### [Region and label listings]
#####

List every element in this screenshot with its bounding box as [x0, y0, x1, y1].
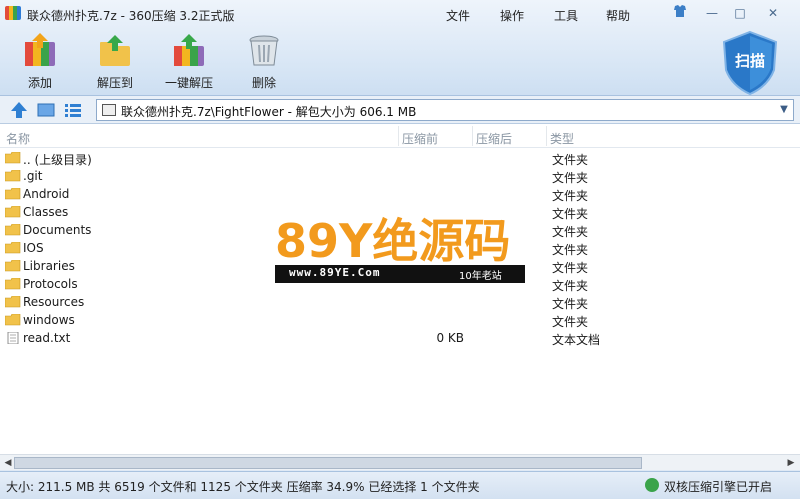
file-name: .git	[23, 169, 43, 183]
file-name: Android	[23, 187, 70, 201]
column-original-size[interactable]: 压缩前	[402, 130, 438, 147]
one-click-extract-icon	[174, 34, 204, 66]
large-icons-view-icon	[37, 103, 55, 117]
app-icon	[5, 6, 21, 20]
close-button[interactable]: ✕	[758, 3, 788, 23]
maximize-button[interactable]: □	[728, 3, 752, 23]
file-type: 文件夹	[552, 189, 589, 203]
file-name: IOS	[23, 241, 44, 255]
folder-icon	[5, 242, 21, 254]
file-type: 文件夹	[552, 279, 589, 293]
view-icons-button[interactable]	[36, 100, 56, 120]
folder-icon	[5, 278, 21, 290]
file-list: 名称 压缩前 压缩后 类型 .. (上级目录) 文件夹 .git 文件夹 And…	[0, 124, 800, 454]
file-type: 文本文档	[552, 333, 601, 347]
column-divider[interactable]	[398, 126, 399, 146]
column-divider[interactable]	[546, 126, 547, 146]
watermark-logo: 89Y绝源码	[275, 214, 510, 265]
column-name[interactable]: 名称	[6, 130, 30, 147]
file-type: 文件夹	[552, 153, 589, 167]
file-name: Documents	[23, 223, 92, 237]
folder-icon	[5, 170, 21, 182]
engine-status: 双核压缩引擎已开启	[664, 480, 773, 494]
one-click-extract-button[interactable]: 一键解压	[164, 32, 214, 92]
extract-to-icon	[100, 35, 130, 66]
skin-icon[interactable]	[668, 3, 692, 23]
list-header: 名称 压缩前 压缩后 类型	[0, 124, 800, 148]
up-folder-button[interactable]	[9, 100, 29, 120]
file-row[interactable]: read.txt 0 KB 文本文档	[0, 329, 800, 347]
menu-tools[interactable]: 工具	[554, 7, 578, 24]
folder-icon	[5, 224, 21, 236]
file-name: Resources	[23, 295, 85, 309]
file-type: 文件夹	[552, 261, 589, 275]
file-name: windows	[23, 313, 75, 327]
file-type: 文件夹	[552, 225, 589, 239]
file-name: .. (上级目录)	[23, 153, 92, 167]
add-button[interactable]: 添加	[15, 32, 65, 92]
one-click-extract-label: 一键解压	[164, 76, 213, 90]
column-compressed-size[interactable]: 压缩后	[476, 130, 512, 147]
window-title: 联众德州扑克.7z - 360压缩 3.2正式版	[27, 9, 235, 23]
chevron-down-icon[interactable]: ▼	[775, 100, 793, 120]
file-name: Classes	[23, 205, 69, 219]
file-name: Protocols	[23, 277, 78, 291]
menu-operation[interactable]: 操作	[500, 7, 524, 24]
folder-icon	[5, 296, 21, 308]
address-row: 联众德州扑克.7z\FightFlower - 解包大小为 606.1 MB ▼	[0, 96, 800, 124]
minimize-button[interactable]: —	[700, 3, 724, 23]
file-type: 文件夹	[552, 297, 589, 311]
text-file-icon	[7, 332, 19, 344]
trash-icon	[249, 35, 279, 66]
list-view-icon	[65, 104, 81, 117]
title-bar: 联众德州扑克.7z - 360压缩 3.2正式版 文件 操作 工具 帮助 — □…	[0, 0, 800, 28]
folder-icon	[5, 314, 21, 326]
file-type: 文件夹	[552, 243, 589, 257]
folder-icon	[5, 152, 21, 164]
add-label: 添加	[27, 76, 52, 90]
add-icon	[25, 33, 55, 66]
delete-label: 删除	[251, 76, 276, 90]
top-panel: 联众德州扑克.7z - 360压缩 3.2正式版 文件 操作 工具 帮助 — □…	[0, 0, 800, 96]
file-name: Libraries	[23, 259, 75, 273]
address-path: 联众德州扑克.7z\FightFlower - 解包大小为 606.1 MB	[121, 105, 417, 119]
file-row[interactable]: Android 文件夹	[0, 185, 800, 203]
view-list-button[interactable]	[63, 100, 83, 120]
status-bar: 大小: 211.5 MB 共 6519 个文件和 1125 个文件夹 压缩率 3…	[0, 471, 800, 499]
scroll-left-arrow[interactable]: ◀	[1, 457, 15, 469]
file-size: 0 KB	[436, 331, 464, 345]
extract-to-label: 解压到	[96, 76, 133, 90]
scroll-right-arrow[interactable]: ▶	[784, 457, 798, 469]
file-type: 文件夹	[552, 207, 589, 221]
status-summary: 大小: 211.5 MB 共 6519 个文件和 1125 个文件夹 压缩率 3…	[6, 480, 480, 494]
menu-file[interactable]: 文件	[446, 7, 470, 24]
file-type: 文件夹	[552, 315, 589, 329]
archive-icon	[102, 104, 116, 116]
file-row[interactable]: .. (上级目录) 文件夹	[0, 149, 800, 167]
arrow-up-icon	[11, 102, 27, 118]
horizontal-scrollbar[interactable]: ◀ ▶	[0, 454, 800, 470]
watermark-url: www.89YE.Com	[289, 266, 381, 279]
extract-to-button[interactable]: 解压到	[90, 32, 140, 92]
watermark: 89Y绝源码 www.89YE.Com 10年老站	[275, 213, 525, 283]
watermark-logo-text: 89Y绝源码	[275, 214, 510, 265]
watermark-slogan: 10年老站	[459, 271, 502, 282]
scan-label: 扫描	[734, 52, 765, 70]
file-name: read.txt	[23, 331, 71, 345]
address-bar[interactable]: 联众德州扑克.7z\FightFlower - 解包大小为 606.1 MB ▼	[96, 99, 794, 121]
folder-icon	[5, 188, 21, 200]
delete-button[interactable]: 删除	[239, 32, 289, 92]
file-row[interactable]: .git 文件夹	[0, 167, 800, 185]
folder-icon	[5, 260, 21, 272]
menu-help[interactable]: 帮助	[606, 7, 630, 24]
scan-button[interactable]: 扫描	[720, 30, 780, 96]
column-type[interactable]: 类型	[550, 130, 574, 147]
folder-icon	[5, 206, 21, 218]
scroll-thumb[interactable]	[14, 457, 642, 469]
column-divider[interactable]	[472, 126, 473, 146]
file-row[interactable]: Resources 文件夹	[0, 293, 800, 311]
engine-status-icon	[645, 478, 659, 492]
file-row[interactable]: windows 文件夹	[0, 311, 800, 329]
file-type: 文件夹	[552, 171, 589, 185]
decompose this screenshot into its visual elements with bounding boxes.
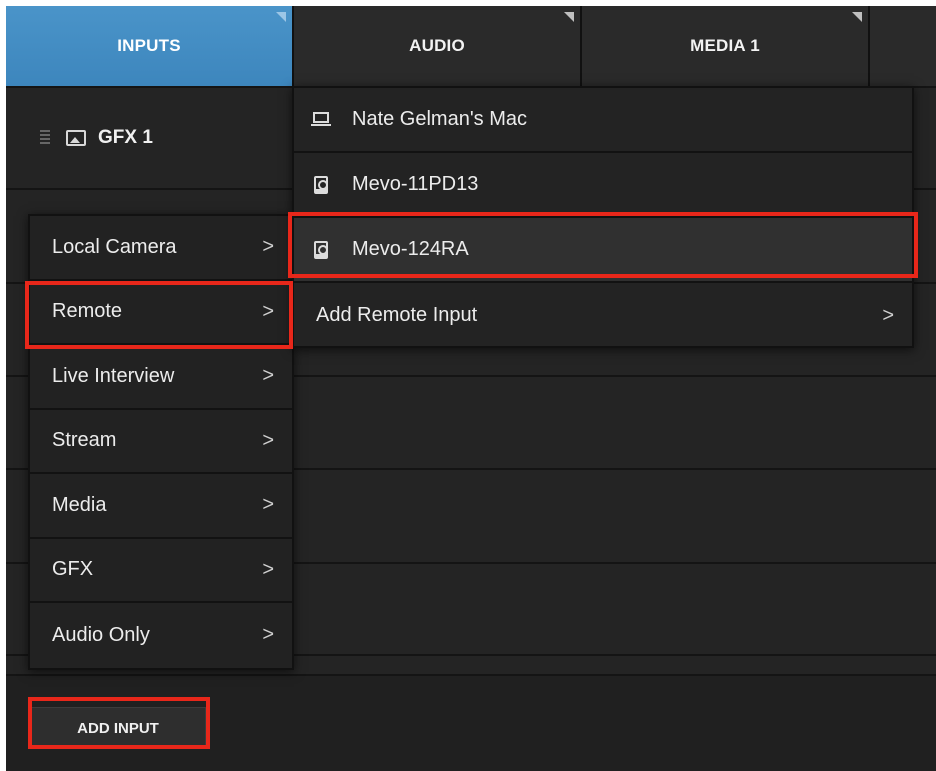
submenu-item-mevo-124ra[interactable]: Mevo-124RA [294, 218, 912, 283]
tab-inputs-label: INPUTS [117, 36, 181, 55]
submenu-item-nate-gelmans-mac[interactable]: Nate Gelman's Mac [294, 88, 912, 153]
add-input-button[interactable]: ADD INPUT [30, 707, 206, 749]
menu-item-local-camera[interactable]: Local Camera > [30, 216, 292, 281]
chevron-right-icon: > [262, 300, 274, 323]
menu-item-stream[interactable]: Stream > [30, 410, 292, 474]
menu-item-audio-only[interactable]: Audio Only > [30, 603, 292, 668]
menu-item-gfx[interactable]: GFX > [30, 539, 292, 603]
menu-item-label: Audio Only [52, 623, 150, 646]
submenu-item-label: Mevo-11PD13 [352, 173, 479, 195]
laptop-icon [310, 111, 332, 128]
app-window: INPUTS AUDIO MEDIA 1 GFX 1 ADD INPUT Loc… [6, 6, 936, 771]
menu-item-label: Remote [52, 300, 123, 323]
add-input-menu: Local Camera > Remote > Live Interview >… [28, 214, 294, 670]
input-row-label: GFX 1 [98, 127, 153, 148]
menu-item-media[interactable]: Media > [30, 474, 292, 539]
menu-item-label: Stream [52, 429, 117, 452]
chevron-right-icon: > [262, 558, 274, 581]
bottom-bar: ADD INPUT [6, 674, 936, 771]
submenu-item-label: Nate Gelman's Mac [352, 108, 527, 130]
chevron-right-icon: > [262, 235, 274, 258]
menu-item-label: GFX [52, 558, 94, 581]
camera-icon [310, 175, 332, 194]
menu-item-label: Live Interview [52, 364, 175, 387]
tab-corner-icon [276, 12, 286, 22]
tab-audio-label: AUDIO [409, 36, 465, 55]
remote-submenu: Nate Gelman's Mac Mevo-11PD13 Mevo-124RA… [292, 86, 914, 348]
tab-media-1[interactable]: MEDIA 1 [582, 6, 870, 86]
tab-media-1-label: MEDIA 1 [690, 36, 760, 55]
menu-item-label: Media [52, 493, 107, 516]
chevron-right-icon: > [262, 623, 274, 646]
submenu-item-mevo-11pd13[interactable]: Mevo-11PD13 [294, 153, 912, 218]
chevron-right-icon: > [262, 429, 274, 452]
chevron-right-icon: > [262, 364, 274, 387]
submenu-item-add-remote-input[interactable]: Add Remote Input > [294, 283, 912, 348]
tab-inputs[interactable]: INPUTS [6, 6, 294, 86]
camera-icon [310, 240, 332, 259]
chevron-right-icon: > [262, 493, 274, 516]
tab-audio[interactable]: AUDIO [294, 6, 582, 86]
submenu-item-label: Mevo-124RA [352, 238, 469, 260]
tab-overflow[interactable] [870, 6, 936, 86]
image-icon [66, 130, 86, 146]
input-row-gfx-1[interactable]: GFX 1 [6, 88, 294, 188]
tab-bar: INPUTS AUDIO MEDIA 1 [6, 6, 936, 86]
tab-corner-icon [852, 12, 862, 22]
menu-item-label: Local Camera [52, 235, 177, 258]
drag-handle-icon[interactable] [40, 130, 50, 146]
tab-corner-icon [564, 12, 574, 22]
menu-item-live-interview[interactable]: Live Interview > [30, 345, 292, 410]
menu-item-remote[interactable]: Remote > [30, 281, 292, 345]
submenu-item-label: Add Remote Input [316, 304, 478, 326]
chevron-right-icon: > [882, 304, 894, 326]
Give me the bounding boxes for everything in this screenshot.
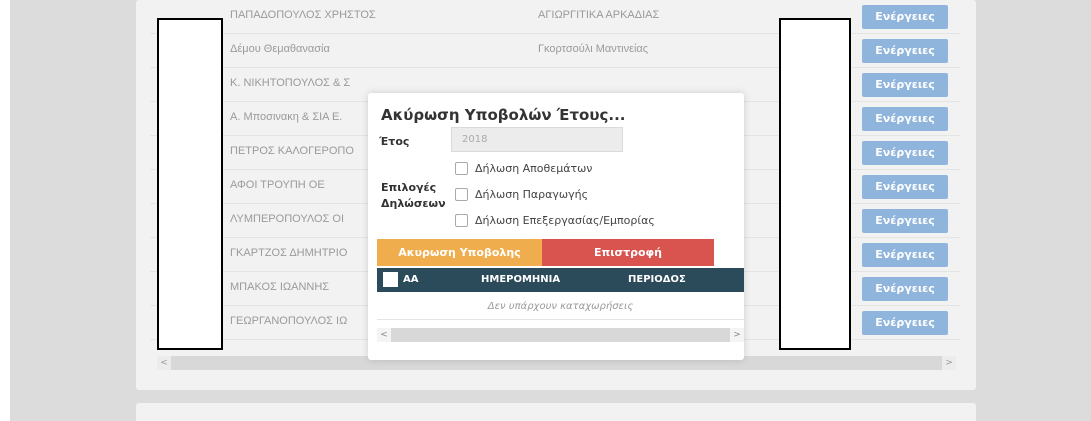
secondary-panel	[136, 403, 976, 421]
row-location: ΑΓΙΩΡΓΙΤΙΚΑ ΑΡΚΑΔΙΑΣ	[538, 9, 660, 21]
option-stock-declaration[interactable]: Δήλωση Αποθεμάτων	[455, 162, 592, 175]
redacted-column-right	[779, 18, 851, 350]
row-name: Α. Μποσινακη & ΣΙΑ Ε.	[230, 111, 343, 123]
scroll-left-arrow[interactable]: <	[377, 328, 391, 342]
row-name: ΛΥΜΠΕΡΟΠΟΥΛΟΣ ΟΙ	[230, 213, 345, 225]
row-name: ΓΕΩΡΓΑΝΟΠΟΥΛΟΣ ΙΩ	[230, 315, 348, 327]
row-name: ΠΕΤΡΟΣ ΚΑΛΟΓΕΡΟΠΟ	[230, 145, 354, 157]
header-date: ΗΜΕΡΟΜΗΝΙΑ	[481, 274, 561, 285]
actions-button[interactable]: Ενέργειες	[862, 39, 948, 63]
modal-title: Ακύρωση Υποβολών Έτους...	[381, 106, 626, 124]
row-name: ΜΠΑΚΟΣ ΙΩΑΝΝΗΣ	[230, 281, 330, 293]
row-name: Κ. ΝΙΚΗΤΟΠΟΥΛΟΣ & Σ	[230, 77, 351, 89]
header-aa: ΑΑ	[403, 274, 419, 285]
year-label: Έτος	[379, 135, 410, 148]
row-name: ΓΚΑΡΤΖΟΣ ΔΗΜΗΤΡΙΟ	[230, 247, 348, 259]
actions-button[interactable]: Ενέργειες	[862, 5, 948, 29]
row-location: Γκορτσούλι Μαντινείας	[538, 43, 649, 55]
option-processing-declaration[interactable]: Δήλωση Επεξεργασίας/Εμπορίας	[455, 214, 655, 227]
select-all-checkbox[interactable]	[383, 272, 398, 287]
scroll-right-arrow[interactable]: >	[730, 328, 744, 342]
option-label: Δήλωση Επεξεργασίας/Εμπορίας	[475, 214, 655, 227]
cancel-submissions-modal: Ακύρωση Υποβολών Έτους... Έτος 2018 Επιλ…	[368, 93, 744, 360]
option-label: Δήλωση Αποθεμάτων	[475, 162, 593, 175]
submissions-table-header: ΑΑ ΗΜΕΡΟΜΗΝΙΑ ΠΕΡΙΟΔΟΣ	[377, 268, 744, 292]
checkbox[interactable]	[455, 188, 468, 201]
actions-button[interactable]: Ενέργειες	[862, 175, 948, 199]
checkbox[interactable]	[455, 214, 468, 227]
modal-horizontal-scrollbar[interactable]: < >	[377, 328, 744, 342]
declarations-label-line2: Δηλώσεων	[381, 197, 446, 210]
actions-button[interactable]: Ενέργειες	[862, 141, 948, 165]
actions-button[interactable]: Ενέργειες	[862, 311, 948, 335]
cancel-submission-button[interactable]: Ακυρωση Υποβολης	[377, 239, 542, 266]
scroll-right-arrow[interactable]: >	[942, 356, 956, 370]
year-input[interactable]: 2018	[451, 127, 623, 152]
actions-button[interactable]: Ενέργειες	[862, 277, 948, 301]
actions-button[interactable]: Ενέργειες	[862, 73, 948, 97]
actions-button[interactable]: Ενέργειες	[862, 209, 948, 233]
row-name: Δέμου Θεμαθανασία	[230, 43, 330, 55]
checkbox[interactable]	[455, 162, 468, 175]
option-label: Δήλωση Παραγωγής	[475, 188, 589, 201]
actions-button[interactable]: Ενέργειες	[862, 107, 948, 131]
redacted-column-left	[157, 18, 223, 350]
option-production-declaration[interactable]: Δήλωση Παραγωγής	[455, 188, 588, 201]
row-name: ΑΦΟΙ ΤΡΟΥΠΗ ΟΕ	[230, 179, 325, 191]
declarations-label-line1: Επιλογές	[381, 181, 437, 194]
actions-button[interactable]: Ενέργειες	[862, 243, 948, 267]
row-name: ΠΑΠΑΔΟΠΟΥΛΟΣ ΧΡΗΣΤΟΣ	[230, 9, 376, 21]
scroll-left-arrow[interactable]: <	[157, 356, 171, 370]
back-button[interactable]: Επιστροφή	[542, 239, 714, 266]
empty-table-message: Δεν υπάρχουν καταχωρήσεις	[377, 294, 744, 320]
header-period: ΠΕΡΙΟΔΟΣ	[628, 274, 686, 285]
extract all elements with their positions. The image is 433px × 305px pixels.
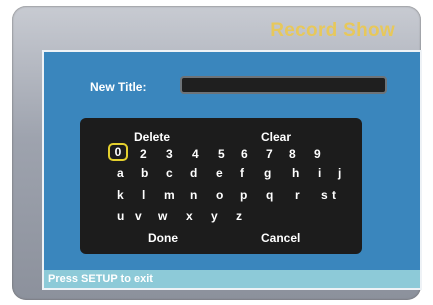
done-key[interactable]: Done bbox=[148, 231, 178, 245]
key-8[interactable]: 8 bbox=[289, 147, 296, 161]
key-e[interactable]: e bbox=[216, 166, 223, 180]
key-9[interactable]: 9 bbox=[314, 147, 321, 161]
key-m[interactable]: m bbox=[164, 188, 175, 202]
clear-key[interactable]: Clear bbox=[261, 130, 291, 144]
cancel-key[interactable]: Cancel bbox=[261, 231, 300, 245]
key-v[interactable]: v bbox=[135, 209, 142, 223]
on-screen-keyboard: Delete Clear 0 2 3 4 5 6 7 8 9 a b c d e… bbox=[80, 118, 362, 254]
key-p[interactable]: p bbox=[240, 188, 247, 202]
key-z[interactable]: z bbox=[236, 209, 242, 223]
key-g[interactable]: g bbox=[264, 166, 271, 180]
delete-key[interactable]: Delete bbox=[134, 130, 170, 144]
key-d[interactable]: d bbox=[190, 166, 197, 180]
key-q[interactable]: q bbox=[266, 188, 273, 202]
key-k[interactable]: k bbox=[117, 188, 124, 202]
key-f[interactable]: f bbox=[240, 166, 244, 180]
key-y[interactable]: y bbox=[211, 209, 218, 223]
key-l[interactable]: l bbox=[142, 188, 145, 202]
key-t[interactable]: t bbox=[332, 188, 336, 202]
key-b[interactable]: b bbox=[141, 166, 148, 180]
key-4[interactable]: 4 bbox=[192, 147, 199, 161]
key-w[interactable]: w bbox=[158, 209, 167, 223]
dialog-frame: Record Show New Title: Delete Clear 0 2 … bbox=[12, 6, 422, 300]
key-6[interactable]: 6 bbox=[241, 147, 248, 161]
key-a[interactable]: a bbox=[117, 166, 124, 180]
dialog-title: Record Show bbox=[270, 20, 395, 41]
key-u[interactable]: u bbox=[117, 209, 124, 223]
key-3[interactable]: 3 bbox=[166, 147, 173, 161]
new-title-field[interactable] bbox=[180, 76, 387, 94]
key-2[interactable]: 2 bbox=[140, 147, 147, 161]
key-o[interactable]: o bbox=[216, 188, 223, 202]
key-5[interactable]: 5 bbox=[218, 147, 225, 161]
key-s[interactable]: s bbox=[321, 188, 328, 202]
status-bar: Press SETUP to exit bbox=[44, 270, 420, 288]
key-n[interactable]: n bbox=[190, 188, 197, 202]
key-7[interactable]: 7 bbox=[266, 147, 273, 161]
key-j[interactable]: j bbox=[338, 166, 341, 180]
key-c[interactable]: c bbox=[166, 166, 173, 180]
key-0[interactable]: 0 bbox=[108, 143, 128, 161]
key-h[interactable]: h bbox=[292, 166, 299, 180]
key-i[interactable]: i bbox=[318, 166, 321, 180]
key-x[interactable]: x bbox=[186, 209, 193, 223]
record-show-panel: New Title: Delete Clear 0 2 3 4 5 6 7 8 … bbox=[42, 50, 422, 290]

#####

### [What you have to do]
Pick out every line in the entries above that contains the string "Αποθεμάτων", and copy each one in full.

### [Solution for this problem]
option-stock-declaration[interactable]: Δήλωση Αποθεμάτων	[455, 162, 592, 175]
option-label: Δήλωση Αποθεμάτων	[475, 162, 593, 175]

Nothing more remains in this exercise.